*Task instructions:*
Filter these entries so that only lines with the word "would" remain.

*Entries:*
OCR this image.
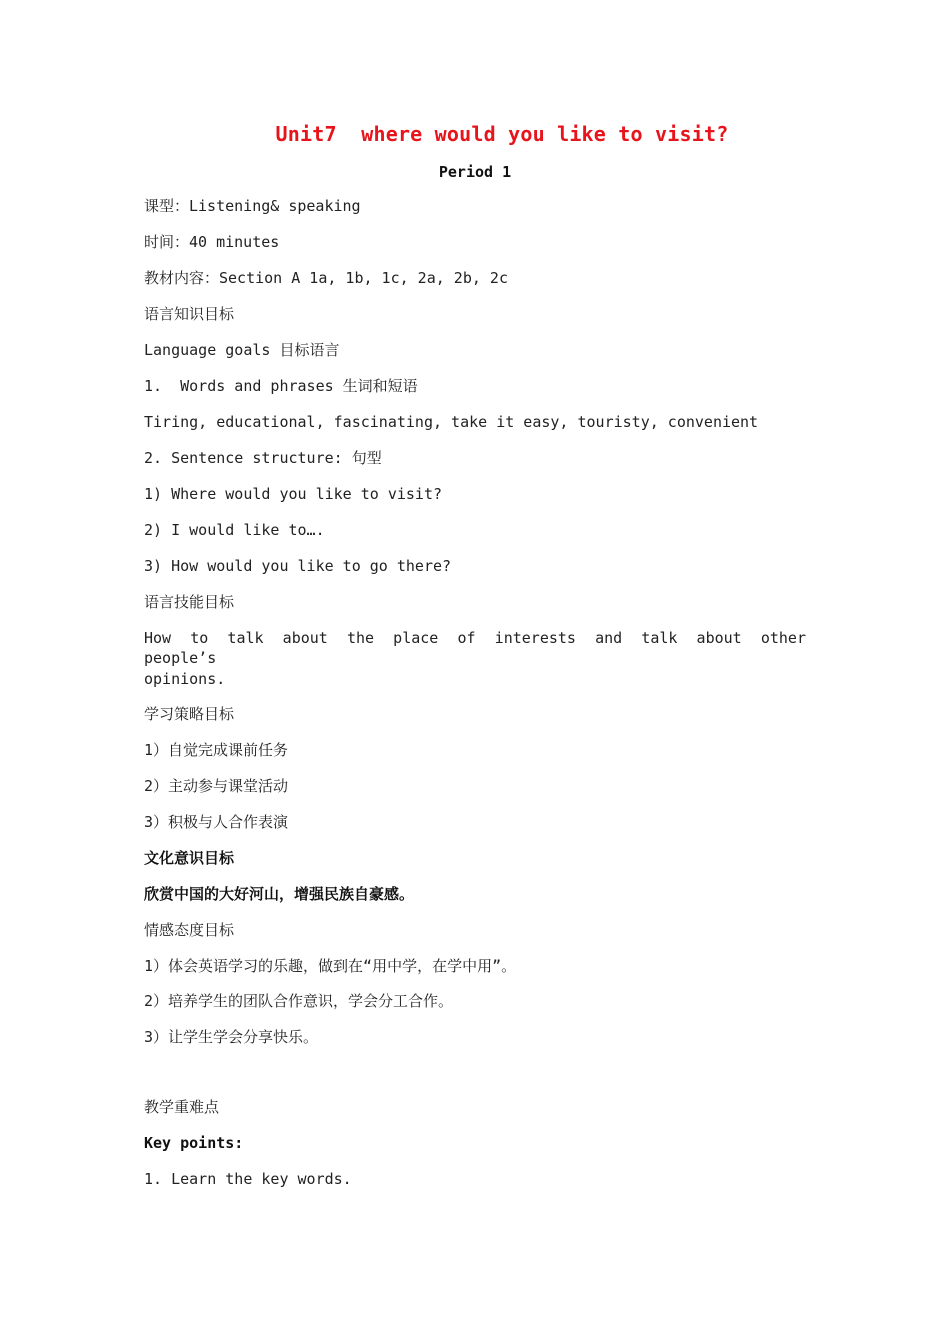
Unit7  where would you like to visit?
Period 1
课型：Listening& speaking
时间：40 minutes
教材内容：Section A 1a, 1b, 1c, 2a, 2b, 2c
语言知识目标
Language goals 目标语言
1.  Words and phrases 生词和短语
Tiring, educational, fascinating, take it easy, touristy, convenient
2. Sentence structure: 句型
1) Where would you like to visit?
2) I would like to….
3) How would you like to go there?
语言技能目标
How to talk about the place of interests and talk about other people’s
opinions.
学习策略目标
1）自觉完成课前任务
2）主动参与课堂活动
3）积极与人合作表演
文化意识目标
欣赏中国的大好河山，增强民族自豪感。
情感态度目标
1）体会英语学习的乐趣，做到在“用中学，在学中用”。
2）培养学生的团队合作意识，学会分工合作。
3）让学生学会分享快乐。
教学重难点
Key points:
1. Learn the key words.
* * *
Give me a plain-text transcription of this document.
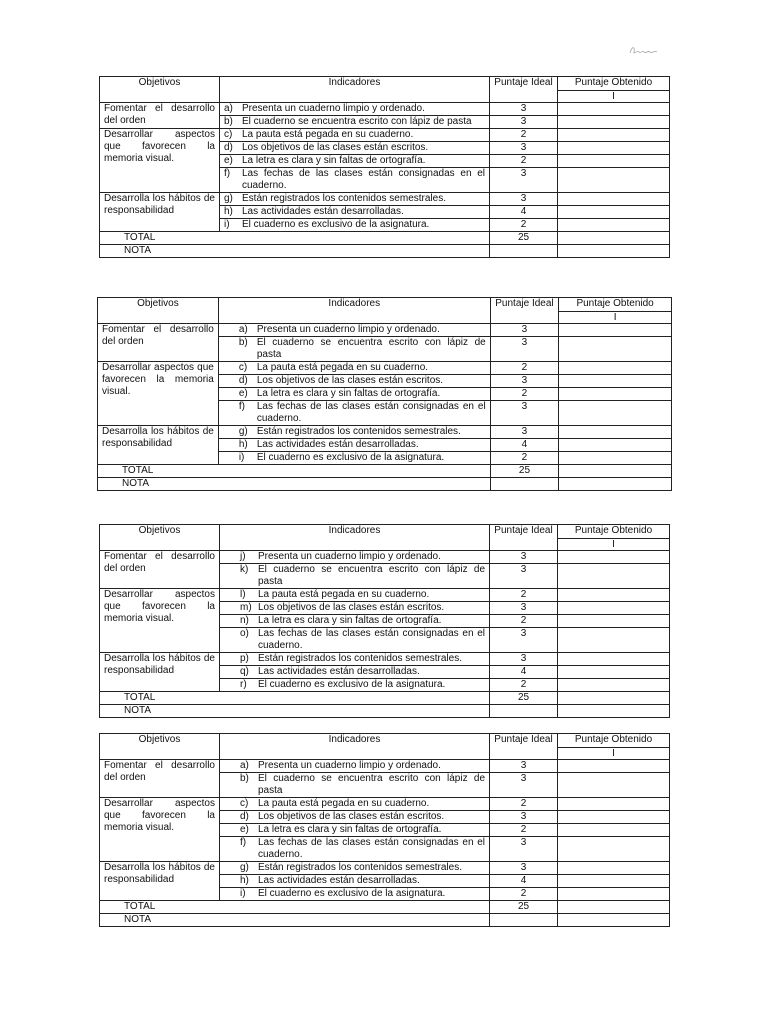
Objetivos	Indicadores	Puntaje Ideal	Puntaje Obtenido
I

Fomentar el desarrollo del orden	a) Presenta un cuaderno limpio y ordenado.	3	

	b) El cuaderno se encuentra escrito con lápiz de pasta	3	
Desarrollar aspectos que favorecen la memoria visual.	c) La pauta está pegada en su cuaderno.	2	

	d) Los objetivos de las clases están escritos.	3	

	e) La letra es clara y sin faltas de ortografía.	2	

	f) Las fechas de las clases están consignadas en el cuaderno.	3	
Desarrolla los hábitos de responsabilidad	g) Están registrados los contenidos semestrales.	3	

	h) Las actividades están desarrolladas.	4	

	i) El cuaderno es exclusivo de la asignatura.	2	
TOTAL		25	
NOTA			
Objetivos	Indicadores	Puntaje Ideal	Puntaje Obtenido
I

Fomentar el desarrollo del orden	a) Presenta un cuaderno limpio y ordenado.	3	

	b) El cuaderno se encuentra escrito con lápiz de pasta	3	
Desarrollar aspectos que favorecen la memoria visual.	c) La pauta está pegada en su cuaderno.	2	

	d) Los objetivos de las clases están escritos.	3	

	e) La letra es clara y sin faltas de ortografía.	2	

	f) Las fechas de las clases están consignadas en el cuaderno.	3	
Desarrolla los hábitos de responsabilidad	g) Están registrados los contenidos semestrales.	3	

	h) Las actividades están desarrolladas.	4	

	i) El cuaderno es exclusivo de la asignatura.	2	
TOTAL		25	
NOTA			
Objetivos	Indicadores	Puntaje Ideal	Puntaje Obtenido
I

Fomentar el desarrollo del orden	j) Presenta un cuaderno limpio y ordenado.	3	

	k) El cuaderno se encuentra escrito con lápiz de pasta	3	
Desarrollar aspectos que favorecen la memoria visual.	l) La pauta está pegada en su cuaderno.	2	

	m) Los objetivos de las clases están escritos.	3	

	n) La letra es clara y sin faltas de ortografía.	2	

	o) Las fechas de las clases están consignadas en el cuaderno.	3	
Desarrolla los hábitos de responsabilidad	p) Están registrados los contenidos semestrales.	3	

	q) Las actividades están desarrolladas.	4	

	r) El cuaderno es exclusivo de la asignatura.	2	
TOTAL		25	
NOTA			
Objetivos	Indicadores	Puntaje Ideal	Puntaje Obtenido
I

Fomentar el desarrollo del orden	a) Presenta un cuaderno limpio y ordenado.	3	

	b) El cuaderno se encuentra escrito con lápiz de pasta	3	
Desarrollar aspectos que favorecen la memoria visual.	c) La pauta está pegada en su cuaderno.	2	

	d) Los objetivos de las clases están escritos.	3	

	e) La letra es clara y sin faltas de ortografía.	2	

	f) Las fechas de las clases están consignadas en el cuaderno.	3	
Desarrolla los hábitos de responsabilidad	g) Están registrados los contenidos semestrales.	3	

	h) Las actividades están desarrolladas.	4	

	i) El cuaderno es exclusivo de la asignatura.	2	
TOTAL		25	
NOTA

*Output for this task:*
Unit7  where would you like to visit?
1) Where would you like to visit?
2) I would like to….
3) How would you like to go there?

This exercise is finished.